**What to work on:**
Tally up the lines carrying the string "color" and respond with only the resulting number.

(Recorded data)
────
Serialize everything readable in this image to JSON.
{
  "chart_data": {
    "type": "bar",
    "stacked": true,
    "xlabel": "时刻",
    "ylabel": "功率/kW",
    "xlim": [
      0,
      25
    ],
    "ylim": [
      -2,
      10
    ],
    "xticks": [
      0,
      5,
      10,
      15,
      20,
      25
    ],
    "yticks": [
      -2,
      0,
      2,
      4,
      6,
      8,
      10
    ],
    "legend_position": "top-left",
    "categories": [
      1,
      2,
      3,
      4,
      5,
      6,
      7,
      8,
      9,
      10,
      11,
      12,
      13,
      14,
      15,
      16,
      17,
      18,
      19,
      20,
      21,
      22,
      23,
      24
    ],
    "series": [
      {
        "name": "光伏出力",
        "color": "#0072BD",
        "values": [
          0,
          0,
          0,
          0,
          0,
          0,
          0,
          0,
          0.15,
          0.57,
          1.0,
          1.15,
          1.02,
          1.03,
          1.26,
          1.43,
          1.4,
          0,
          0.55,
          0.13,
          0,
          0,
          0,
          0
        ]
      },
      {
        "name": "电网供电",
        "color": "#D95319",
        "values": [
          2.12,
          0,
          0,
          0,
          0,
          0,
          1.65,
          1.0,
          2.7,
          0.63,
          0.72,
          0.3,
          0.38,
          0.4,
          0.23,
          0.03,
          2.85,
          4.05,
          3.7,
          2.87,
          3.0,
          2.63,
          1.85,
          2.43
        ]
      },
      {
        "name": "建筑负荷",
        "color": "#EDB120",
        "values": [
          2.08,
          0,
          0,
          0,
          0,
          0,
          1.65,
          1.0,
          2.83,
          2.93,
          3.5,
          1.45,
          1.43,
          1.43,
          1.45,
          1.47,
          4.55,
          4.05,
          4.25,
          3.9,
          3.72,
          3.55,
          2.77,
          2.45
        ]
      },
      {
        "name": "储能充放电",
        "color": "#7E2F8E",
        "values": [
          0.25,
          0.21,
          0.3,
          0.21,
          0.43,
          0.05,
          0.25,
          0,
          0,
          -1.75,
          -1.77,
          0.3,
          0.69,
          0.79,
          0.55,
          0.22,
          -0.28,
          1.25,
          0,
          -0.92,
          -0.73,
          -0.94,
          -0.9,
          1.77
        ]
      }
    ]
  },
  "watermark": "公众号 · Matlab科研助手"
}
────
**Solution for this task:**
4